▶ Job
Restate the material word for word and leave out anything that is a picture.

————

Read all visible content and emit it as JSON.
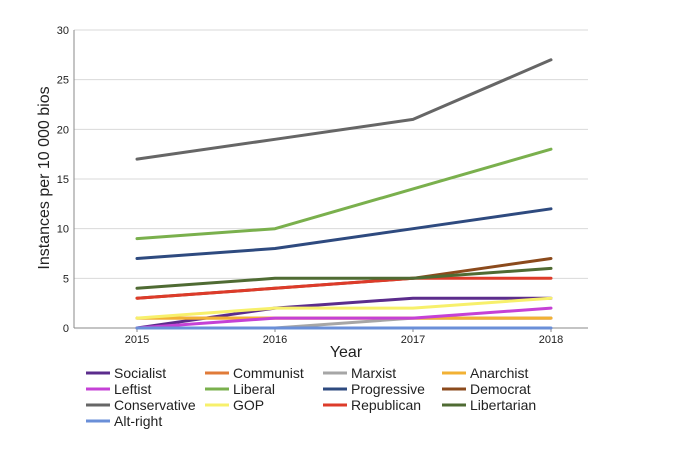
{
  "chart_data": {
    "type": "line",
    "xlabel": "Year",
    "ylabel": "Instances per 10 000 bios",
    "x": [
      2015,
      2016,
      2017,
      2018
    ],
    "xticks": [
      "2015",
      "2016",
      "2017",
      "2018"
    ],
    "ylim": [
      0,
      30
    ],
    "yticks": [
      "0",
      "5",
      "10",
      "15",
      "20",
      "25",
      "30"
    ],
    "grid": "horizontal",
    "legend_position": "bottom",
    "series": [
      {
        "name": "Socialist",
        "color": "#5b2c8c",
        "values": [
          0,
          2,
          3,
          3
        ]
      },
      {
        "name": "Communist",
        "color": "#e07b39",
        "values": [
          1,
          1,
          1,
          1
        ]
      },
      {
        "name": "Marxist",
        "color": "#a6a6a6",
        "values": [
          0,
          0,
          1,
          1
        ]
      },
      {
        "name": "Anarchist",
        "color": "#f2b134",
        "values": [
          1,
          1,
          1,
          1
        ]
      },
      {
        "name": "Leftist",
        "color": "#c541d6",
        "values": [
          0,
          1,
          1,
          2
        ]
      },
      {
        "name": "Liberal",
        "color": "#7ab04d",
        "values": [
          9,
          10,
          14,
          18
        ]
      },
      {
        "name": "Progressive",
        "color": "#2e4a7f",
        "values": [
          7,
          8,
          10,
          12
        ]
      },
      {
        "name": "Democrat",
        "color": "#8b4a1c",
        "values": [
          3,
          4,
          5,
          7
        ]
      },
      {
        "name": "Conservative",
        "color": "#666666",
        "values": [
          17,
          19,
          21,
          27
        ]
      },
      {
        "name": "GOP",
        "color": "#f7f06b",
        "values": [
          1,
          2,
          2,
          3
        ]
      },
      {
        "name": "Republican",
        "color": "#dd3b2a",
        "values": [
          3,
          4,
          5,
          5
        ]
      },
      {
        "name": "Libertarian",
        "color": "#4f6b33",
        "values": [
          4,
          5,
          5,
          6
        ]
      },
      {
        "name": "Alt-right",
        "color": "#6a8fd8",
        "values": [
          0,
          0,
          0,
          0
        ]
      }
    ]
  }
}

————

▶ Exercise response
Read all visible content and emit it as JSON.
{
  "chart_data": {
    "type": "line",
    "xlabel": "Year",
    "ylabel": "Instances per 10 000 bios",
    "x": [
      2015,
      2016,
      2017,
      2018
    ],
    "xticks": [
      "2015",
      "2016",
      "2017",
      "2018"
    ],
    "ylim": [
      0,
      30
    ],
    "yticks": [
      "0",
      "5",
      "10",
      "15",
      "20",
      "25",
      "30"
    ],
    "grid": "horizontal",
    "legend_position": "bottom",
    "series": [
      {
        "name": "Socialist",
        "color": "#5b2c8c",
        "values": [
          0,
          2,
          3,
          3
        ]
      },
      {
        "name": "Communist",
        "color": "#e07b39",
        "values": [
          1,
          1,
          1,
          1
        ]
      },
      {
        "name": "Marxist",
        "color": "#a6a6a6",
        "values": [
          0,
          0,
          1,
          1
        ]
      },
      {
        "name": "Anarchist",
        "color": "#f2b134",
        "values": [
          1,
          1,
          1,
          1
        ]
      },
      {
        "name": "Leftist",
        "color": "#c541d6",
        "values": [
          0,
          1,
          1,
          2
        ]
      },
      {
        "name": "Liberal",
        "color": "#7ab04d",
        "values": [
          9,
          10,
          14,
          18
        ]
      },
      {
        "name": "Progressive",
        "color": "#2e4a7f",
        "values": [
          7,
          8,
          10,
          12
        ]
      },
      {
        "name": "Democrat",
        "color": "#8b4a1c",
        "values": [
          3,
          4,
          5,
          7
        ]
      },
      {
        "name": "Conservative",
        "color": "#666666",
        "values": [
          17,
          19,
          21,
          27
        ]
      },
      {
        "name": "GOP",
        "color": "#f7f06b",
        "values": [
          1,
          2,
          2,
          3
        ]
      },
      {
        "name": "Republican",
        "color": "#dd3b2a",
        "values": [
          3,
          4,
          5,
          5
        ]
      },
      {
        "name": "Libertarian",
        "color": "#4f6b33",
        "values": [
          4,
          5,
          5,
          6
        ]
      },
      {
        "name": "Alt-right",
        "color": "#6a8fd8",
        "values": [
          0,
          0,
          0,
          0
        ]
      }
    ]
  }
}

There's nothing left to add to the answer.